## Given data
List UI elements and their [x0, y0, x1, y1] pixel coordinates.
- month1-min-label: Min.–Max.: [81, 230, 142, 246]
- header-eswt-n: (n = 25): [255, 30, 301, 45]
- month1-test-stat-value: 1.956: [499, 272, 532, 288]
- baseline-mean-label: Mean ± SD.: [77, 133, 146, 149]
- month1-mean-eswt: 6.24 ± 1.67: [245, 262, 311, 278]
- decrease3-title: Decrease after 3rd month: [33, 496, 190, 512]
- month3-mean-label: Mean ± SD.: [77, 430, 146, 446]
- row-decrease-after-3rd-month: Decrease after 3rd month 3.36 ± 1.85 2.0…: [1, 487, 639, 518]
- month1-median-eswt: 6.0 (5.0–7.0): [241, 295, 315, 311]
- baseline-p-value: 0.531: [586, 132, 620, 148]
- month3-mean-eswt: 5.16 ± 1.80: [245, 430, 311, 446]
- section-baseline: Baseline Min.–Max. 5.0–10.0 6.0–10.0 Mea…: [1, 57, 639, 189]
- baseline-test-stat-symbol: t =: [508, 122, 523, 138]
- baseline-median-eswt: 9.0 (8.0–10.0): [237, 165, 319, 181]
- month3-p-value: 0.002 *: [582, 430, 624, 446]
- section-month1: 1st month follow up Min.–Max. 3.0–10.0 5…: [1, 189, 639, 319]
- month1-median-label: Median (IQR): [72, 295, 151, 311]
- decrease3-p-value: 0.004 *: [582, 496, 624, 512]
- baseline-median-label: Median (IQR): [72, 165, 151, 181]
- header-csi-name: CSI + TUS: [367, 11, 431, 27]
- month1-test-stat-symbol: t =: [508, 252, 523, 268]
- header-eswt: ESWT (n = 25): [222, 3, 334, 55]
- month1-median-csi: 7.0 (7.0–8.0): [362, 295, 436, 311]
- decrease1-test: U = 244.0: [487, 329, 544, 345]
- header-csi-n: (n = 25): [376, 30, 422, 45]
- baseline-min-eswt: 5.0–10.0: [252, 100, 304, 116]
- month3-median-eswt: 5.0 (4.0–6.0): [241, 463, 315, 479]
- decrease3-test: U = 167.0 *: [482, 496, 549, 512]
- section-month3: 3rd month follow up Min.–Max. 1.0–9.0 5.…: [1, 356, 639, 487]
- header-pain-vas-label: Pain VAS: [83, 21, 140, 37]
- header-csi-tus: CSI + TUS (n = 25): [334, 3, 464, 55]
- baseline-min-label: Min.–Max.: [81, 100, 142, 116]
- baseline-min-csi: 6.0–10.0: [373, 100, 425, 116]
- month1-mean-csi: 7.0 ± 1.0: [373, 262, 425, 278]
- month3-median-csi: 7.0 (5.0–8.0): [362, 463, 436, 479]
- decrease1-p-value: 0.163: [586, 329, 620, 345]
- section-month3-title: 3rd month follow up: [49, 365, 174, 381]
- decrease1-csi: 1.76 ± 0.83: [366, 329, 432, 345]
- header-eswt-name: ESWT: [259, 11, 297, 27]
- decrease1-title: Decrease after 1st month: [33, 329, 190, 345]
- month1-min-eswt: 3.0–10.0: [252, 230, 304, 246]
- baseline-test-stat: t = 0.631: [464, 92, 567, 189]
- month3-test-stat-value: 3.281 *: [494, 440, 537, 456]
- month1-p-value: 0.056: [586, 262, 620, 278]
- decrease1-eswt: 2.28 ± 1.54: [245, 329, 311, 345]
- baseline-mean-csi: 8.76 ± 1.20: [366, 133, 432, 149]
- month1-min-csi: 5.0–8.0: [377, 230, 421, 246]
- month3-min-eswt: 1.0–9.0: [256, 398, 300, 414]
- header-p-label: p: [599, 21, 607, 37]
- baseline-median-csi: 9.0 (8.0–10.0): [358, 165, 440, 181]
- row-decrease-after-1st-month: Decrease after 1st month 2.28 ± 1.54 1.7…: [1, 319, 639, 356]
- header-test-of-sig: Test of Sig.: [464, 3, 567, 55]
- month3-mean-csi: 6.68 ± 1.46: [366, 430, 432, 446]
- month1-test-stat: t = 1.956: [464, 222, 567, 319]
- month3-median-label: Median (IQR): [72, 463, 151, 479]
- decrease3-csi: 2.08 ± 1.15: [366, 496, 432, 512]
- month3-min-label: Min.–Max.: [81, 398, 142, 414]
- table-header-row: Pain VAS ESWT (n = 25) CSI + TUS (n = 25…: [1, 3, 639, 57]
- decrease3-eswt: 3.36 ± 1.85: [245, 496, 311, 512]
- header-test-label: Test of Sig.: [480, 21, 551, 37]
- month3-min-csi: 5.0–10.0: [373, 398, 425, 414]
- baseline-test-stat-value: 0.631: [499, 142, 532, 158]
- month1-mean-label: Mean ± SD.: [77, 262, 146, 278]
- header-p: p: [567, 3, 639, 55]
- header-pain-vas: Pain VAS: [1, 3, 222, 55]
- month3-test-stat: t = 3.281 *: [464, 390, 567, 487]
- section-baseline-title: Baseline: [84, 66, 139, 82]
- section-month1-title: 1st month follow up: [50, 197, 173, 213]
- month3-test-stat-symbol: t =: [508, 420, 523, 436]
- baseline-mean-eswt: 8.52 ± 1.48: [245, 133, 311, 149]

## Written request
Can you give every line of the listing above as a Markdown table with the columns No. and Entry, numbering each row and leaving out any blank lines?

## Task output
| No. | Entry |
|---|---|
| 1 | List UI elements and their [x0, y0, x1, y1] pixel coordinates. |
| 2 | - month1-min-label: Min.–Max.: [81, 230, 142, 246] |
| 3 | - header-eswt-n: (n = 25): [255, 30, 301, 45] |
| 4 | - month1-test-stat-value: 1.956: [499, 272, 532, 288] |
| 5 | - baseline-mean-label: Mean ± SD.: [77, 133, 146, 149] |
| 6 | - month1-mean-eswt: 6.24 ± 1.67: [245, 262, 311, 278] |
| 7 | - decrease3-title: Decrease after 3rd month: [33, 496, 190, 512] |
| 8 | - month3-mean-label: Mean ± SD.: [77, 430, 146, 446] |
| 9 | - row-decrease-after-3rd-month: Decrease after 3rd month 3.36 ± 1.85 2.0…: [1, 487, 639, 518] |
| 10 | - month1-median-eswt: 6.0 (5.0–7.0): [241, 295, 315, 311] |
| 11 | - baseline-p-value: 0.531: [586, 132, 620, 148] |
| 12 | - month3-mean-eswt: 5.16 ± 1.80: [245, 430, 311, 446] |
| 13 | - section-baseline: Baseline Min.–Max. 5.0–10.0 6.0–10.0 Mea…: [1, 57, 639, 189] |
| 14 | - baseline-test-stat-symbol: t =: [508, 122, 523, 138] |
| 15 | - baseline-median-eswt: 9.0 (8.0–10.0): [237, 165, 319, 181] |
| 16 | - month3-p-value: 0.002 *: [582, 430, 624, 446] |
| 17 | - section-month1: 1st month follow up Min.–Max. 3.0–10.0 5…: [1, 189, 639, 319] |
| 18 | - month1-median-label: Median (IQR): [72, 295, 151, 311] |
| 19 | - decrease3-p-value: 0.004 *: [582, 496, 624, 512] |
| 20 | - baseline-median-label: Median (IQR): [72, 165, 151, 181] |
| 21 | - header-csi-name: CSI + TUS: [367, 11, 431, 27] |
| 22 | - month1-test-stat-symbol: t =: [508, 252, 523, 268] |
| 23 | - header-eswt: ESWT (n = 25): [222, 3, 334, 55] |
| 24 | - month1-median-csi: 7.0 (7.0–8.0): [362, 295, 436, 311] |
| 25 | - decrease1-test: U = 244.0: [487, 329, 544, 345] |
| 26 | - header-csi-n: (n = 25): [376, 30, 422, 45] |
| 27 | - baseline-min-eswt: 5.0–10.0: [252, 100, 304, 116] |
| 28 | - month3-median-eswt: 5.0 (4.0–6.0): [241, 463, 315, 479] |
| 29 | - decrease3-test: U = 167.0 *: [482, 496, 549, 512] |
| 30 | - section-month3: 3rd month follow up Min.–Max. 1.0–9.0 5.…: [1, 356, 639, 487] |
| 31 | - header-pain-vas-label: Pain VAS: [83, 21, 140, 37] |
| 32 | - header-csi-tus: CSI + TUS (n = 25): [334, 3, 464, 55] |
| 33 | - baseline-min-label: Min.–Max.: [81, 100, 142, 116] |
| 34 | - baseline-min-csi: 6.0–10.0: [373, 100, 425, 116] |
| 35 | - month1-mean-csi: 7.0 ± 1.0: [373, 262, 425, 278] |
| 36 | - month3-median-csi: 7.0 (5.0–8.0): [362, 463, 436, 479] |
| 37 | - decrease1-p-value: 0.163: [586, 329, 620, 345] |
| 38 | - section-month3-title: 3rd month follow up: [49, 365, 174, 381] |
| 39 | - decrease1-csi: 1.76 ± 0.83: [366, 329, 432, 345] |
| 40 | - header-eswt-name: ESWT: [259, 11, 297, 27] |
| 41 | - decrease1-title: Decrease after 1st month: [33, 329, 190, 345] |
| 42 | - month1-min-eswt: 3.0–10.0: [252, 230, 304, 246] |
| 43 | - baseline-test-stat: t = 0.631: [464, 92, 567, 189] |
| 44 | - month3-test-stat-value: 3.281 *: [494, 440, 537, 456] |
| 45 | - month1-p-value: 0.056: [586, 262, 620, 278] |
| 46 | - decrease1-eswt: 2.28 ± 1.54: [245, 329, 311, 345] |
| 47 | - baseline-mean-csi: 8.76 ± 1.20: [366, 133, 432, 149] |
| 48 | - month1-min-csi: 5.0–8.0: [377, 230, 421, 246] |
| 49 | - month3-min-eswt: 1.0–9.0: [256, 398, 300, 414] |
| 50 | - header-p-label: p: [599, 21, 607, 37] |
| 51 | - baseline-median-csi: 9.0 (8.0–10.0): [358, 165, 440, 181] |
| 52 | - row-decrease-after-1st-month: Decrease after 1st month 2.28 ± 1.54 1.7…: [1, 319, 639, 356] |
| 53 | - header-test-of-sig: Test of Sig.: [464, 3, 567, 55] |
| 54 | - month3-mean-csi: 6.68 ± 1.46: [366, 430, 432, 446] |
| 55 | - month1-test-stat: t = 1.956: [464, 222, 567, 319] |
| 56 | - month3-median-label: Median (IQR): [72, 463, 151, 479] |
| 57 | - decrease3-csi: 2.08 ± 1.15: [366, 496, 432, 512] |
| 58 | - month3-min-label: Min.–Max.: [81, 398, 142, 414] |
| 59 | - table-header-row: Pain VAS ESWT (n = 25) CSI + TUS (n = 25…: [1, 3, 639, 57] |
| 60 | - decrease3-eswt: 3.36 ± 1.85: [245, 496, 311, 512] |
| 61 | - header-test-label: Test of Sig.: [480, 21, 551, 37] |
| 62 | - month3-min-csi: 5.0–10.0: [373, 398, 425, 414] |
| 63 | - baseline-test-stat-value: 0.631: [499, 142, 532, 158] |
| 64 | - month1-mean-label: Mean ± SD.: [77, 262, 146, 278] |
| 65 | - header-p: p: [567, 3, 639, 55] |
| 66 | - header-pain-vas: Pain VAS: [1, 3, 222, 55] |
| 67 | - month3-test-stat: t = 3.281 *: [464, 390, 567, 487] |
| 68 | - section-baseline-title: Baseline: [84, 66, 139, 82] |
| 69 | - section-month1-title: 1st month follow up: [50, 197, 173, 213] |
| 70 | - month3-test-stat-symbol: t =: [508, 420, 523, 436] |
| 71 | - baseline-mean-eswt: 8.52 ± 1.48: [245, 133, 311, 149] |